## Required work
Count the lines in the records below that contain the word "JSON", and give only that number.

━━━━━━━━━━━━━━━━━━━━

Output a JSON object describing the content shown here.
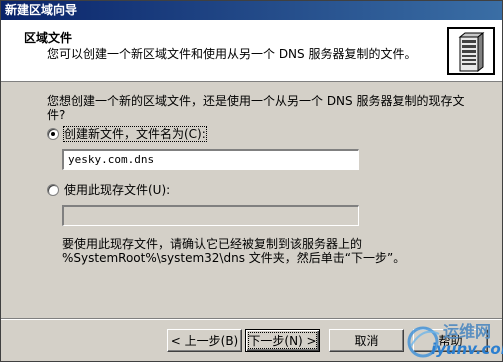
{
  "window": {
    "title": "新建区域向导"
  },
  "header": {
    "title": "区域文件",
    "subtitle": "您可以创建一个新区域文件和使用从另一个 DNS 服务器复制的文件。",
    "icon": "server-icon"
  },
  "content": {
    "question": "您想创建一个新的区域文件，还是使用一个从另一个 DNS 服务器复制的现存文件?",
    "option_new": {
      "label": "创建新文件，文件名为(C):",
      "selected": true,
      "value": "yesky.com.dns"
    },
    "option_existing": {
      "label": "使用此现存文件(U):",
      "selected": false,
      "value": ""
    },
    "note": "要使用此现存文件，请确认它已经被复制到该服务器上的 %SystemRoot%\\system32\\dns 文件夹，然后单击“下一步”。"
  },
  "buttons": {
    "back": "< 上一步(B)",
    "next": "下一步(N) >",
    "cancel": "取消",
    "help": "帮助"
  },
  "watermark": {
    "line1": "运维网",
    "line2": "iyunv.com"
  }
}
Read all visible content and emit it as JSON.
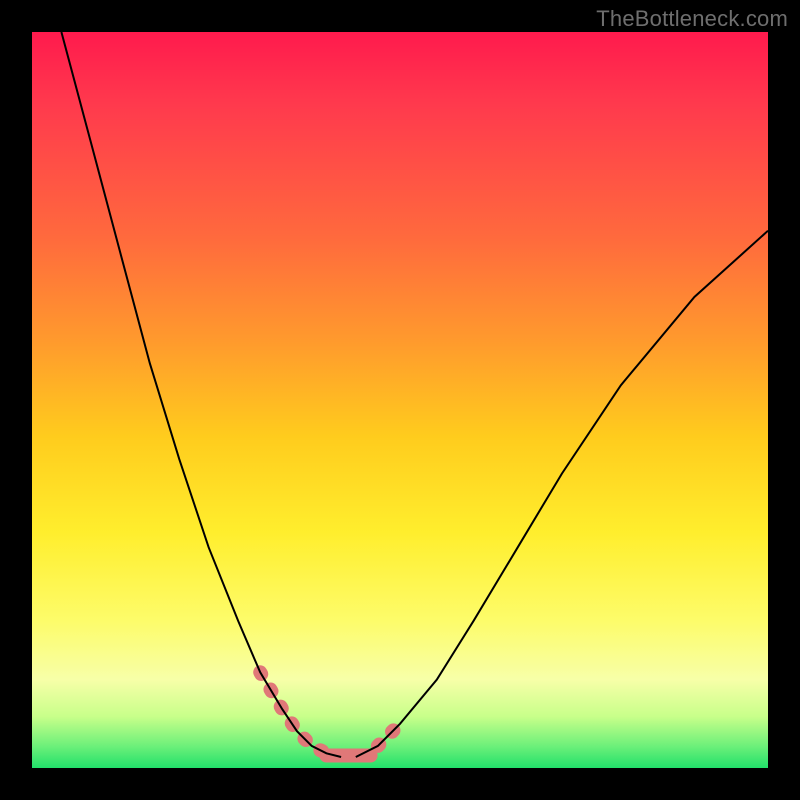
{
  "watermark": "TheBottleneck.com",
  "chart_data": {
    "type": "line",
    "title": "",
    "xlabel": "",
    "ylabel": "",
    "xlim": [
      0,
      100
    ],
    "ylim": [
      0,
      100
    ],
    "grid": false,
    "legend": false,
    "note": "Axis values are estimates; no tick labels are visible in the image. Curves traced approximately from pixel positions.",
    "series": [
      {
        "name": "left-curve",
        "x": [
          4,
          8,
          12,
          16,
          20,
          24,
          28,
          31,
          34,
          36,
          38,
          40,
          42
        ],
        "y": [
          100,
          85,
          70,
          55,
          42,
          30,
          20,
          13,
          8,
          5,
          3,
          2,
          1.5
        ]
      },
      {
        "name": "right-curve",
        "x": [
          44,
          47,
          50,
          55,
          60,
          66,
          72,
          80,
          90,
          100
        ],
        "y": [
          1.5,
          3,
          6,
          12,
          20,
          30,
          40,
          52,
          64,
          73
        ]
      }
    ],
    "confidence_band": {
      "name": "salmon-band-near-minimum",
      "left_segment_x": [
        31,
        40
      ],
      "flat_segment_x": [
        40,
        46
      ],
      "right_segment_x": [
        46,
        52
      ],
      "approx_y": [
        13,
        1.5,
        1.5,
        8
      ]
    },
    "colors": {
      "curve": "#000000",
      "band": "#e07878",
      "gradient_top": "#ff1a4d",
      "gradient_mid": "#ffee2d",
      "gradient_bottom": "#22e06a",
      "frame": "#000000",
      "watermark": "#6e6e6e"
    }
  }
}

━━━━━━━━━━━━━━━━━━━━

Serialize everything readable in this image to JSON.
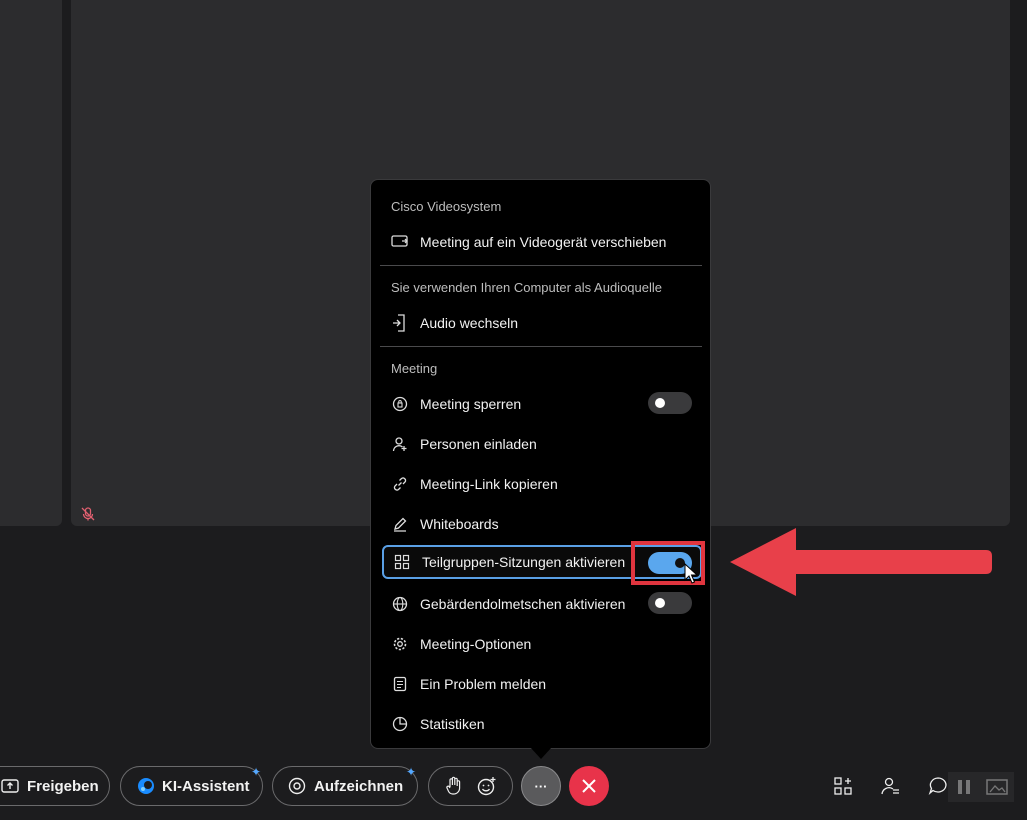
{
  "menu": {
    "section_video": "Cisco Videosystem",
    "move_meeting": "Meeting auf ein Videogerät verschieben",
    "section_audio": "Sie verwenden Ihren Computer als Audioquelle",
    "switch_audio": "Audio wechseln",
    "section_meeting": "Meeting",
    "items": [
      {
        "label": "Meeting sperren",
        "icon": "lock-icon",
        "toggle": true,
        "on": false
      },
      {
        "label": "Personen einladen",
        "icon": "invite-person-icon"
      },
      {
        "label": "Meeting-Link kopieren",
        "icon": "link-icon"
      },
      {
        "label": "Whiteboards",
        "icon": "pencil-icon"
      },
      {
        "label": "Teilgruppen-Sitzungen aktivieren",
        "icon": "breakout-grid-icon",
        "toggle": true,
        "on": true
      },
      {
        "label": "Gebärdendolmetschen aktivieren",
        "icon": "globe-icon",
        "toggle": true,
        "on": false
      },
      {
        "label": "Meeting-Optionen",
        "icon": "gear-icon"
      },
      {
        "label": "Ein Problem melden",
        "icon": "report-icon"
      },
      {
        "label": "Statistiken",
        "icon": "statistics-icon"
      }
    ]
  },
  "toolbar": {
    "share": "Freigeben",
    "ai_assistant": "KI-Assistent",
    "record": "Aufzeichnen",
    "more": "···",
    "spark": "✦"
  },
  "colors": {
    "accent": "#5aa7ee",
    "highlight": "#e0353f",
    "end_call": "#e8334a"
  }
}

━━━━━━━━━━━━━━━━━━━━

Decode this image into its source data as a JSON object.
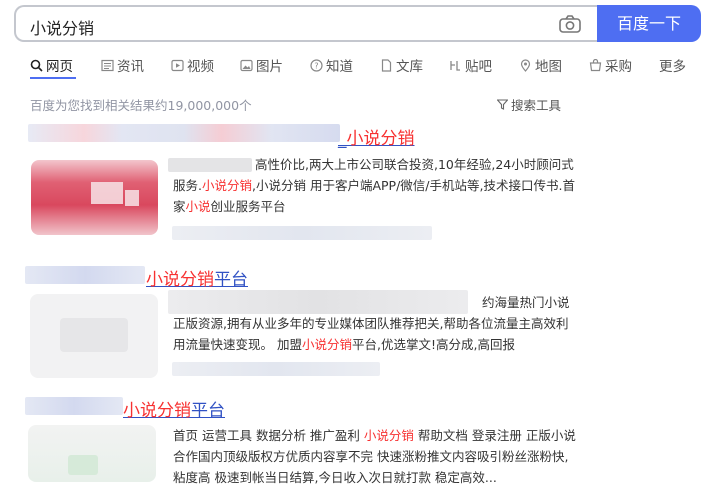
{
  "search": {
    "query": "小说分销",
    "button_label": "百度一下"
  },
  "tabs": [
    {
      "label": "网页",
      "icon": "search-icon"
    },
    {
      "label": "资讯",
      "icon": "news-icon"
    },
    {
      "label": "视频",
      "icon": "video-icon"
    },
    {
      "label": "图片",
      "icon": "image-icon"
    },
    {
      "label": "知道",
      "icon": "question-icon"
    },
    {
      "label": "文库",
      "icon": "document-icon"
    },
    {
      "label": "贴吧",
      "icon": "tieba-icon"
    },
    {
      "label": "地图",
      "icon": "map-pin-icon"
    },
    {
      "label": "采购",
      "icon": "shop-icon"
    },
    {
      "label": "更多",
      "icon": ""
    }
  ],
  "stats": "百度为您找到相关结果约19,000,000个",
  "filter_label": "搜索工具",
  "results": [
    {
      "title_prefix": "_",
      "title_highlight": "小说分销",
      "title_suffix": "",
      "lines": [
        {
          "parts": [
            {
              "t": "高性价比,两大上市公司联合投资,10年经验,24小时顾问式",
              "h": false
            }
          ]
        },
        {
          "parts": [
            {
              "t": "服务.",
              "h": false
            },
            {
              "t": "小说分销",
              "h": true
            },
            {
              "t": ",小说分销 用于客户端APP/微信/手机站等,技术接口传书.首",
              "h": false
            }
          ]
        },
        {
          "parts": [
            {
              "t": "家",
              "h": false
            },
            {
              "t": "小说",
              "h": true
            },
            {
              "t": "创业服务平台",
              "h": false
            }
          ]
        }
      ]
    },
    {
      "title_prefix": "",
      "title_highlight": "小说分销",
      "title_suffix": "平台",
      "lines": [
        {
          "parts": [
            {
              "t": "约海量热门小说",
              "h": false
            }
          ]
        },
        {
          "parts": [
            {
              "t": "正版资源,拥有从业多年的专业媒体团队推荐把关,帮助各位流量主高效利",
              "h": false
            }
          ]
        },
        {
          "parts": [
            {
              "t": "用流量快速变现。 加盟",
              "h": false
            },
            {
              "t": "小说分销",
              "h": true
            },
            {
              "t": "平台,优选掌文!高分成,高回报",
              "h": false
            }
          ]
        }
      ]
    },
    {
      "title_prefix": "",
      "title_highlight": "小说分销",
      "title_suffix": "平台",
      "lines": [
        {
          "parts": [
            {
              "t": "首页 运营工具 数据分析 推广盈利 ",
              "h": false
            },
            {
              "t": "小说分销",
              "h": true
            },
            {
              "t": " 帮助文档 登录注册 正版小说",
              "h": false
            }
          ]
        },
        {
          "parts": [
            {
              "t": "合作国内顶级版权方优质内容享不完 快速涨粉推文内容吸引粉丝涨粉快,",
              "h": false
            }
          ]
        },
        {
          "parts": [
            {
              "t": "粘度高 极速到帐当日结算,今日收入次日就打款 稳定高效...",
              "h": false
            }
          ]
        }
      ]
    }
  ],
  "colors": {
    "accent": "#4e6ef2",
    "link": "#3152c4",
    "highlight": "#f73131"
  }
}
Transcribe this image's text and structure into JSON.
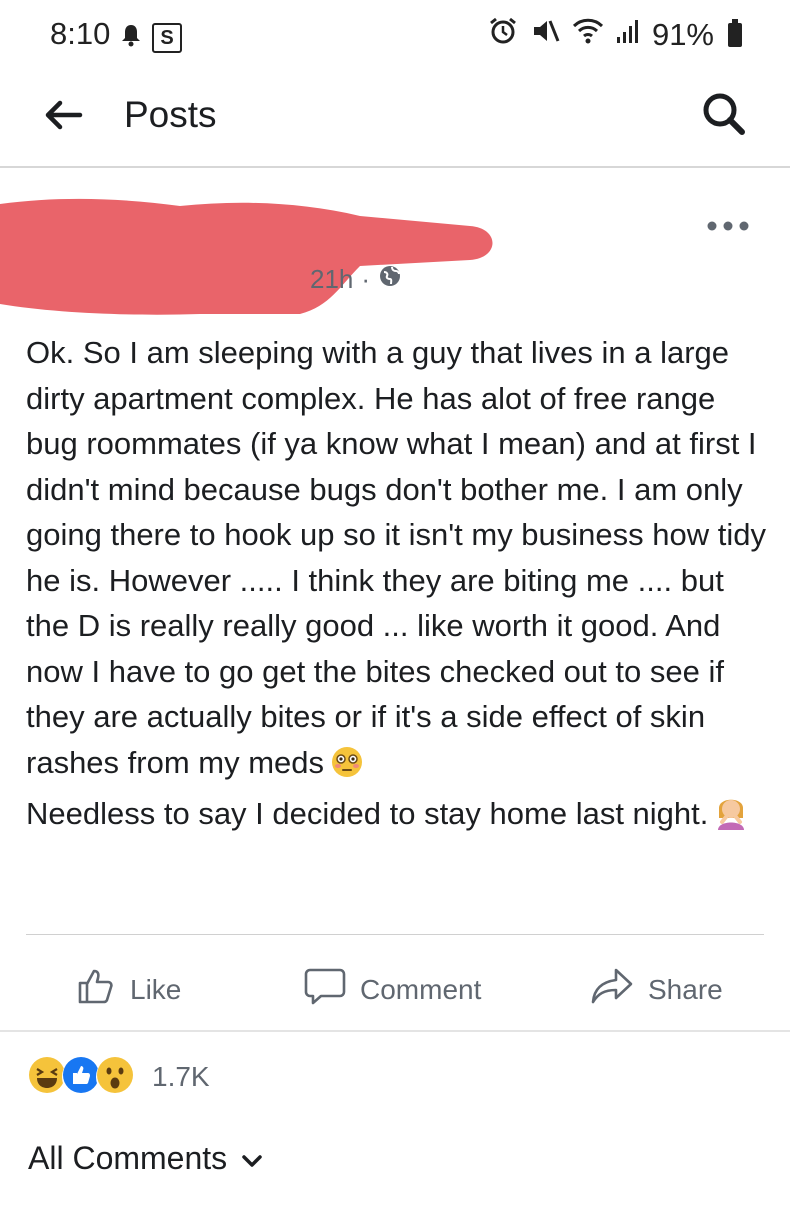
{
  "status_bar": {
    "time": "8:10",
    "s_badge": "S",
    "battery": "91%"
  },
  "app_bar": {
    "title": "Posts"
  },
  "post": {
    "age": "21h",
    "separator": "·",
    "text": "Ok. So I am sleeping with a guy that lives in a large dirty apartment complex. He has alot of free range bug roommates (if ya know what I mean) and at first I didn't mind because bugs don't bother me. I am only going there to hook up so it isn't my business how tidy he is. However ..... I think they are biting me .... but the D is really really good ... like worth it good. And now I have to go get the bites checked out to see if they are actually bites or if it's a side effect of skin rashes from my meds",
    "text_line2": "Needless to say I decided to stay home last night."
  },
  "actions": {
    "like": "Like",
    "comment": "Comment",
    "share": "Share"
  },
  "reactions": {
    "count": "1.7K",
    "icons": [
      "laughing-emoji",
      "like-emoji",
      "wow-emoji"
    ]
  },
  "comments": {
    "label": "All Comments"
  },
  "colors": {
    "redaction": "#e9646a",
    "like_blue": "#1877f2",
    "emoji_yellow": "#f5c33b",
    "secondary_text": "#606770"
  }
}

━━━━━━━━━━━━━━━━━━━━

## Finished exercise
5